(Dataset entries)
^^^^
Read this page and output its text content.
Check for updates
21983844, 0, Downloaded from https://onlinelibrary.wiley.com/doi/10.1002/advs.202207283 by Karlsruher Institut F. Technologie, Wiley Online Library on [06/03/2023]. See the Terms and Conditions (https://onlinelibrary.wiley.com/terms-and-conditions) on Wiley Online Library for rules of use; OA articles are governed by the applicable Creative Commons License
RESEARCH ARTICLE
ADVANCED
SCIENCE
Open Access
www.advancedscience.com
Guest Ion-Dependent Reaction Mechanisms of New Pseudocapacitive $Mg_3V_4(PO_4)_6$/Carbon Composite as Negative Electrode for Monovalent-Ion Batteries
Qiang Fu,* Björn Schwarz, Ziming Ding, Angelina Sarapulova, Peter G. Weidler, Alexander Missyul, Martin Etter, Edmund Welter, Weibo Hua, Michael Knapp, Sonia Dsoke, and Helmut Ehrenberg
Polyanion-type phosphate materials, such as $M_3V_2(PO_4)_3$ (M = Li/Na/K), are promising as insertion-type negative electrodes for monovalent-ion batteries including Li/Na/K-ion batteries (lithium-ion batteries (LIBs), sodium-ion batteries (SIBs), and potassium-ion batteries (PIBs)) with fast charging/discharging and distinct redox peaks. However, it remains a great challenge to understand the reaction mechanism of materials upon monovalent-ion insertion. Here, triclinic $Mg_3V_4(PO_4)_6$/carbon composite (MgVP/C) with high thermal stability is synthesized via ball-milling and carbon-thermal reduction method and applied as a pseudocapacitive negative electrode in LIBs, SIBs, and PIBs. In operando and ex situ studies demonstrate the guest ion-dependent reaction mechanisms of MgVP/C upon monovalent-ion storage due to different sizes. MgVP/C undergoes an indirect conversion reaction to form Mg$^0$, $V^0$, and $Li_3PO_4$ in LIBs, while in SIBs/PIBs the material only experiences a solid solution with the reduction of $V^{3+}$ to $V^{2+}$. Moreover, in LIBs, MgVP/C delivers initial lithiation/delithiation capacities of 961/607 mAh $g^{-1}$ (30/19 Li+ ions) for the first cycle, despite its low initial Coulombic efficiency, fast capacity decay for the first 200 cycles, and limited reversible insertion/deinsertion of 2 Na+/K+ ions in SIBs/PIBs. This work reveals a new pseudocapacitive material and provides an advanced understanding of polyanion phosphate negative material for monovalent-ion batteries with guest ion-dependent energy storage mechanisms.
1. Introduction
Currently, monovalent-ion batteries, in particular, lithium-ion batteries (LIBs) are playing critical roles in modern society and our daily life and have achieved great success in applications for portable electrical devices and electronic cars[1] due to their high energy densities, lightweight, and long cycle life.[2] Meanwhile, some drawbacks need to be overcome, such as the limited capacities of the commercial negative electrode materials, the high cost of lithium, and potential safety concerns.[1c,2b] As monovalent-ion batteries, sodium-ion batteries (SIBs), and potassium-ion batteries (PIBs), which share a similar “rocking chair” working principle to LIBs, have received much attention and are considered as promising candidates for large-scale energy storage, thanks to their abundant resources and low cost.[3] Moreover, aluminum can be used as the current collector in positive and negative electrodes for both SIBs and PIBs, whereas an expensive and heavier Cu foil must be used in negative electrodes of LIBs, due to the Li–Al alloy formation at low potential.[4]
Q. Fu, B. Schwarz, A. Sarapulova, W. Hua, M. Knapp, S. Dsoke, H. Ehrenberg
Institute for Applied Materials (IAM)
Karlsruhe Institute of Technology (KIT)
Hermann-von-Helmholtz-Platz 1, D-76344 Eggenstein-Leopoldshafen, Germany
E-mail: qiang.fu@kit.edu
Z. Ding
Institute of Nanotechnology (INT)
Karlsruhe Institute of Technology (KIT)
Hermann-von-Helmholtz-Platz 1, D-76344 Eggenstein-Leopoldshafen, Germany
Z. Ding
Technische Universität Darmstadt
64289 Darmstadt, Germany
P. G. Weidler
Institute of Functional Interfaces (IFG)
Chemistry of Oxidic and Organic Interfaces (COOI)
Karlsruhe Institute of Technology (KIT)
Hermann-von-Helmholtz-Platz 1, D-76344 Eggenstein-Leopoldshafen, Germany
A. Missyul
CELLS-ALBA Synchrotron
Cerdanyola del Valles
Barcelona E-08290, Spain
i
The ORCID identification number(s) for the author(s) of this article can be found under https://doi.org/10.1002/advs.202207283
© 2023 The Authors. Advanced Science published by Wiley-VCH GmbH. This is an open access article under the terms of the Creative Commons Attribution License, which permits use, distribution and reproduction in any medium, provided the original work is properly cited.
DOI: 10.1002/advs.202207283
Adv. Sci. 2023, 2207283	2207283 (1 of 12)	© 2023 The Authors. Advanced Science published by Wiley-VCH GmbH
^^^^
- [Your objective]
Please reproduce every line of the material word for word.

- [The response]
Read this page and output its text content.
Check for updates
21983844, 0, Downloaded from https://onlinelibrary.wiley.com/doi/10.1002/advs.202207283 by Karlsruher Institut F. Technologie, Wiley Online Library on [06/03/2023]. See the Terms and Conditions (https://onlinelibrary.wiley.com/terms-and-conditions) on Wiley Online Library for rules of use; OA articles are governed by the applicable Creative Commons License
RESEARCH ARTICLE
ADVANCED
SCIENCE
Open Access
www.advancedscience.com
Guest Ion-Dependent Reaction Mechanisms of New Pseudocapacitive $Mg_3V_4(PO_4)_6$/Carbon Composite as Negative Electrode for Monovalent-Ion Batteries
Qiang Fu,* Björn Schwarz, Ziming Ding, Angelina Sarapulova, Peter G. Weidler, Alexander Missyul, Martin Etter, Edmund Welter, Weibo Hua, Michael Knapp, Sonia Dsoke, and Helmut Ehrenberg
Polyanion-type phosphate materials, such as $M_3V_2(PO_4)_3$ (M = Li/Na/K), are promising as insertion-type negative electrodes for monovalent-ion batteries including Li/Na/K-ion batteries (lithium-ion batteries (LIBs), sodium-ion batteries (SIBs), and potassium-ion batteries (PIBs)) with fast charging/discharging and distinct redox peaks. However, it remains a great challenge to understand the reaction mechanism of materials upon monovalent-ion insertion. Here, triclinic $Mg_3V_4(PO_4)_6$/carbon composite (MgVP/C) with high thermal stability is synthesized via ball-milling and carbon-thermal reduction method and applied as a pseudocapacitive negative electrode in LIBs, SIBs, and PIBs. In operando and ex situ studies demonstrate the guest ion-dependent reaction mechanisms of MgVP/C upon monovalent-ion storage due to different sizes. MgVP/C undergoes an indirect conversion reaction to form Mg$^0$, $V^0$, and $Li_3PO_4$ in LIBs, while in SIBs/PIBs the material only experiences a solid solution with the reduction of $V^{3+}$ to $V^{2+}$. Moreover, in LIBs, MgVP/C delivers initial lithiation/delithiation capacities of 961/607 mAh $g^{-1}$ (30/19 Li+ ions) for the first cycle, despite its low initial Coulombic efficiency, fast capacity decay for the first 200 cycles, and limited reversible insertion/deinsertion of 2 Na+/K+ ions in SIBs/PIBs. This work reveals a new pseudocapacitive material and provides an advanced understanding of polyanion phosphate negative material for monovalent-ion batteries with guest ion-dependent energy storage mechanisms.
1. Introduction
Currently, monovalent-ion batteries, in particular, lithium-ion batteries (LIBs) are playing critical roles in modern society and our daily life and have achieved great success in applications for portable electrical devices and electronic cars[1] due to their high energy densities, lightweight, and long cycle life.[2] Meanwhile, some drawbacks need to be overcome, such as the limited capacities of the commercial negative electrode materials, the high cost of lithium, and potential safety concerns.[1c,2b] As monovalent-ion batteries, sodium-ion batteries (SIBs), and potassium-ion batteries (PIBs), which share a similar “rocking chair” working principle to LIBs, have received much attention and are considered as promising candidates for large-scale energy storage, thanks to their abundant resources and low cost.[3] Moreover, aluminum can be used as the current collector in positive and negative electrodes for both SIBs and PIBs, whereas an expensive and heavier Cu foil must be used in negative electrodes of LIBs, due to the Li–Al alloy formation at low potential.[4]
Q. Fu, B. Schwarz, A. Sarapulova, W. Hua, M. Knapp, S. Dsoke, H. Ehrenberg
Institute for Applied Materials (IAM)
Karlsruhe Institute of Technology (KIT)
Hermann-von-Helmholtz-Platz 1, D-76344 Eggenstein-Leopoldshafen, Germany
E-mail: qiang.fu@kit.edu
Z. Ding
Institute of Nanotechnology (INT)
Karlsruhe Institute of Technology (KIT)
Hermann-von-Helmholtz-Platz 1, D-76344 Eggenstein-Leopoldshafen, Germany
Z. Ding
Technische Universität Darmstadt
64289 Darmstadt, Germany
P. G. Weidler
Institute of Functional Interfaces (IFG)
Chemistry of Oxidic and Organic Interfaces (COOI)
Karlsruhe Institute of Technology (KIT)
Hermann-von-Helmholtz-Platz 1, D-76344 Eggenstein-Leopoldshafen, Germany
A. Missyul
CELLS-ALBA Synchrotron
Cerdanyola del Valles
Barcelona E-08290, Spain
i
The ORCID identification number(s) for the author(s) of this article can be found under https://doi.org/10.1002/advs.202207283
© 2023 The Authors. Advanced Science published by Wiley-VCH GmbH. This is an open access article under the terms of the Creative Commons Attribution License, which permits use, distribution and reproduction in any medium, provided the original work is properly cited.
DOI: 10.1002/advs.202207283
Adv. Sci. 2023, 2207283	2207283 (1 of 12)	© 2023 The Authors. Advanced Science published by Wiley-VCH GmbH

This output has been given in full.